# Task to carry out:
Select from the records below every line that has the word "title" in it.

:::::

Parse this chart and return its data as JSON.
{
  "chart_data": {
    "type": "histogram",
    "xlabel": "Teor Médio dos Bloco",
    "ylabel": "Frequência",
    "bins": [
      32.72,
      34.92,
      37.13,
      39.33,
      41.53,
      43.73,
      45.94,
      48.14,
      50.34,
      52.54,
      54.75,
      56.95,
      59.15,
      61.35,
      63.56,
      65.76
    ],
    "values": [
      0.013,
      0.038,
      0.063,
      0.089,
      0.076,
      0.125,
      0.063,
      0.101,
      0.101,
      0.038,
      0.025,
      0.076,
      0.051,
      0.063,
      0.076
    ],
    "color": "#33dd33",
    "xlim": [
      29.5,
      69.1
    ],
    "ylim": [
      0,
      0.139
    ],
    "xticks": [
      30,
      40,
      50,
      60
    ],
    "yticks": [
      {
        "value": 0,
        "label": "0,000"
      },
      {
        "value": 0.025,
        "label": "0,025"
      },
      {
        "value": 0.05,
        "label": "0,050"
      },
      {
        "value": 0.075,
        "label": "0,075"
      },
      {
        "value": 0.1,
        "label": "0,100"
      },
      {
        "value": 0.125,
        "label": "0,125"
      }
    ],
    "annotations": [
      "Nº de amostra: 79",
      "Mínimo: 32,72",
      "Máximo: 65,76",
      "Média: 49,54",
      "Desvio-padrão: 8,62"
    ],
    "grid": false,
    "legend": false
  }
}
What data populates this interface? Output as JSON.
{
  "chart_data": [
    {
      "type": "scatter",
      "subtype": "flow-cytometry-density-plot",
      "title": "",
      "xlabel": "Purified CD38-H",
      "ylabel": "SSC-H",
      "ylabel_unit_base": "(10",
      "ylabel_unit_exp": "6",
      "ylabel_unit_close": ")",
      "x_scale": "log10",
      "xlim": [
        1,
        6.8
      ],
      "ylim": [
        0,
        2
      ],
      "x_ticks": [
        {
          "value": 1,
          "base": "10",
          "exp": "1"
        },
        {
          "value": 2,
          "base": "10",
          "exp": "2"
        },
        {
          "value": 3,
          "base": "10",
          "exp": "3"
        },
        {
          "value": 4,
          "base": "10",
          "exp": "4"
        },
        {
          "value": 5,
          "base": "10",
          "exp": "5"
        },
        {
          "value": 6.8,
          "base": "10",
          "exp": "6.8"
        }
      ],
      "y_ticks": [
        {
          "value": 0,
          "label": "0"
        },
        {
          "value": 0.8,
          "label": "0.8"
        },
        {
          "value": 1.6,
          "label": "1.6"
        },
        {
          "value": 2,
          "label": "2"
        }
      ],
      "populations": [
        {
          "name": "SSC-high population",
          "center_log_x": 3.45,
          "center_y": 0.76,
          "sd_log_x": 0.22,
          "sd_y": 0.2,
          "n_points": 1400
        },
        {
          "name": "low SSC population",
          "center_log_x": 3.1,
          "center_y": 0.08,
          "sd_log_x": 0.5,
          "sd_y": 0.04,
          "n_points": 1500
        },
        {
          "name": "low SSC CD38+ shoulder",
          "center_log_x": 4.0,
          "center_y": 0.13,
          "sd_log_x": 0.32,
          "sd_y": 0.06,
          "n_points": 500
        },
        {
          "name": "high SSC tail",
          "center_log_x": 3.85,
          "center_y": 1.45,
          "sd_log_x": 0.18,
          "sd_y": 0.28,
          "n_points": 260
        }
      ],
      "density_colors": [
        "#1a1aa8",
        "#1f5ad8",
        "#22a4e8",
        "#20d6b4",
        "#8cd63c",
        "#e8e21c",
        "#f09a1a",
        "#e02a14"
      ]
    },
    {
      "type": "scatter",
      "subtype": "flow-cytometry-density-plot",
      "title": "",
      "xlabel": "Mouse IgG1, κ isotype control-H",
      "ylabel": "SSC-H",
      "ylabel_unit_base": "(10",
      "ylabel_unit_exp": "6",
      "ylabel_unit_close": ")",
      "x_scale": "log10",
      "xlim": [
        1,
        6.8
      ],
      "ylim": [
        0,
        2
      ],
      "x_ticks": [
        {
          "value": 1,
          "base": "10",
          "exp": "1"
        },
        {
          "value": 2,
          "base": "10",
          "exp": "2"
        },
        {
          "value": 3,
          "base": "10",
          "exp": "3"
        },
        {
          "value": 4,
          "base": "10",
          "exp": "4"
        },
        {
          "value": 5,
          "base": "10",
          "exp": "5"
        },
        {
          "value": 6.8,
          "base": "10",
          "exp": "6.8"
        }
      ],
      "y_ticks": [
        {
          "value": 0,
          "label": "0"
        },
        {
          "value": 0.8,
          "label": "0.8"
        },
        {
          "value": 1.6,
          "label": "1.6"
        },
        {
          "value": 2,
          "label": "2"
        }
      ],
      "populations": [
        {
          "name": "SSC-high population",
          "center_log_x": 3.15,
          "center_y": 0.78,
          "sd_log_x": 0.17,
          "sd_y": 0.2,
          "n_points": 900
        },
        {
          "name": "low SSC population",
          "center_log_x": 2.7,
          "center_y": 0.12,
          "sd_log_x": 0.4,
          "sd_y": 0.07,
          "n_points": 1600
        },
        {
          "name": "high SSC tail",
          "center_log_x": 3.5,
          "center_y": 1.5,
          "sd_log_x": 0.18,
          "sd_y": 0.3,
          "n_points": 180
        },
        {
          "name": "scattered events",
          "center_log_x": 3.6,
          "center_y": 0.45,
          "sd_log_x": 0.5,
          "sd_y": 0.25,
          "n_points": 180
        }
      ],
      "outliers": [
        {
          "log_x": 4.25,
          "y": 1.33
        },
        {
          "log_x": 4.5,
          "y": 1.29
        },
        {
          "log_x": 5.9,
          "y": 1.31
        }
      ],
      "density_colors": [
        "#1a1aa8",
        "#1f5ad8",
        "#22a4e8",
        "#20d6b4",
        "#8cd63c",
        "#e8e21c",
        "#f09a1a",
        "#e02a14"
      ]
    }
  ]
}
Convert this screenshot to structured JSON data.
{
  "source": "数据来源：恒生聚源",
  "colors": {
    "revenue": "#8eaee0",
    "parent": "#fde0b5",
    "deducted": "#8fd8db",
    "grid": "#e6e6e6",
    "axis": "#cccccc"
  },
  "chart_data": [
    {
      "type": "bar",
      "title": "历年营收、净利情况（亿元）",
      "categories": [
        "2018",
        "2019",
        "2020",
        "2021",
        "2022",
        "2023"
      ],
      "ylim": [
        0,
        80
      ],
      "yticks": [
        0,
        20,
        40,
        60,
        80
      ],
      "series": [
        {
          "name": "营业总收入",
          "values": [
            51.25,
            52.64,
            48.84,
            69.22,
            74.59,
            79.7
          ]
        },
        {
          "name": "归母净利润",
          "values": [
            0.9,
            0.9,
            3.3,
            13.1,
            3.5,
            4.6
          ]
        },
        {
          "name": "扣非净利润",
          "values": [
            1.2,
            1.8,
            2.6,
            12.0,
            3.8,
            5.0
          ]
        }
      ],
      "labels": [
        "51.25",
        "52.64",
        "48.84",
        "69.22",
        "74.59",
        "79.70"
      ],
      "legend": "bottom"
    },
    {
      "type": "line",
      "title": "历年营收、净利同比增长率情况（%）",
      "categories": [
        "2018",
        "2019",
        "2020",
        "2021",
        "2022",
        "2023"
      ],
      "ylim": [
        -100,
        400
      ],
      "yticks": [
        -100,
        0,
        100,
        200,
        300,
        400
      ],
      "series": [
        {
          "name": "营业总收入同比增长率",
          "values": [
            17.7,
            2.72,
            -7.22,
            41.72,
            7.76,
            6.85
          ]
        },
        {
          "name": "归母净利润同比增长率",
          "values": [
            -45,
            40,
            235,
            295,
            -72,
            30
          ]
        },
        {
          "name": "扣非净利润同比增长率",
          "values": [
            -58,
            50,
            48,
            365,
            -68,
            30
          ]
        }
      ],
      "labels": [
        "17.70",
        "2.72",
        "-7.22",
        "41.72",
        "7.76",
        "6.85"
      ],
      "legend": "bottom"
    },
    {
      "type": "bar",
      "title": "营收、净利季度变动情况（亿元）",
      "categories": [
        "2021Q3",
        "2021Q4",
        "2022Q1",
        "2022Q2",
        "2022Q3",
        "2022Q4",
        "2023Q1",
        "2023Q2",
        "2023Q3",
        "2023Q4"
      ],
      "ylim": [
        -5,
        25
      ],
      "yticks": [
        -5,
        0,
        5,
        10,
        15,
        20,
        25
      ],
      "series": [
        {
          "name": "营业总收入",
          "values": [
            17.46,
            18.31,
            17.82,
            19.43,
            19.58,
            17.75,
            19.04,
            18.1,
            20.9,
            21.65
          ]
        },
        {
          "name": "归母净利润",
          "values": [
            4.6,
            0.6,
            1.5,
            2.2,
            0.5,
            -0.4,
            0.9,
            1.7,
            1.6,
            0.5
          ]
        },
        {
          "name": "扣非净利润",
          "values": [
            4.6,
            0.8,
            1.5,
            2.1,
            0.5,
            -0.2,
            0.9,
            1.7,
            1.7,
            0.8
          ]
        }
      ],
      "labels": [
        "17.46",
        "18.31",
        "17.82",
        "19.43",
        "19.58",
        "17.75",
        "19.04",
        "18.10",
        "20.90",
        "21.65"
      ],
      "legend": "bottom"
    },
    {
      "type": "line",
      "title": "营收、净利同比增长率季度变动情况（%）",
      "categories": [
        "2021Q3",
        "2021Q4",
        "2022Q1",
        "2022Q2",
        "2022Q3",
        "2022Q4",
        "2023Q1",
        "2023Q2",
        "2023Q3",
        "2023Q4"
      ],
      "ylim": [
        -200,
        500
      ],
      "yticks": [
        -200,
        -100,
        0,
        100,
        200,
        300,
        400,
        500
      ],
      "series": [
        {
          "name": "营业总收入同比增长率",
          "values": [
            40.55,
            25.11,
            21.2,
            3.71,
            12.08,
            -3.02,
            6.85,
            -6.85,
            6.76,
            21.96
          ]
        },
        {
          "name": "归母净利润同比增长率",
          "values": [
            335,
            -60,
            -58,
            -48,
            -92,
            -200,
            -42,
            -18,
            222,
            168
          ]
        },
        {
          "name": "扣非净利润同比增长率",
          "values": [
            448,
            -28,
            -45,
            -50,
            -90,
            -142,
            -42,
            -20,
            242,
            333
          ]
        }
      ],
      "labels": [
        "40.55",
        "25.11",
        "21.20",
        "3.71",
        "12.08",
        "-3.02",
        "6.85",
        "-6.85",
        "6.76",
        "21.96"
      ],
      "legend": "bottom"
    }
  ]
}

:::::

# Exercise solution:
      "title": "",
      "title": "",
      "title": "历年营收、净利情况（亿元）",
      "title": "历年营收、净利同比增长率情况（%）",
      "title": "营收、净利季度变动情况（亿元）",
      "title": "营收、净利同比增长率季度变动情况（%）",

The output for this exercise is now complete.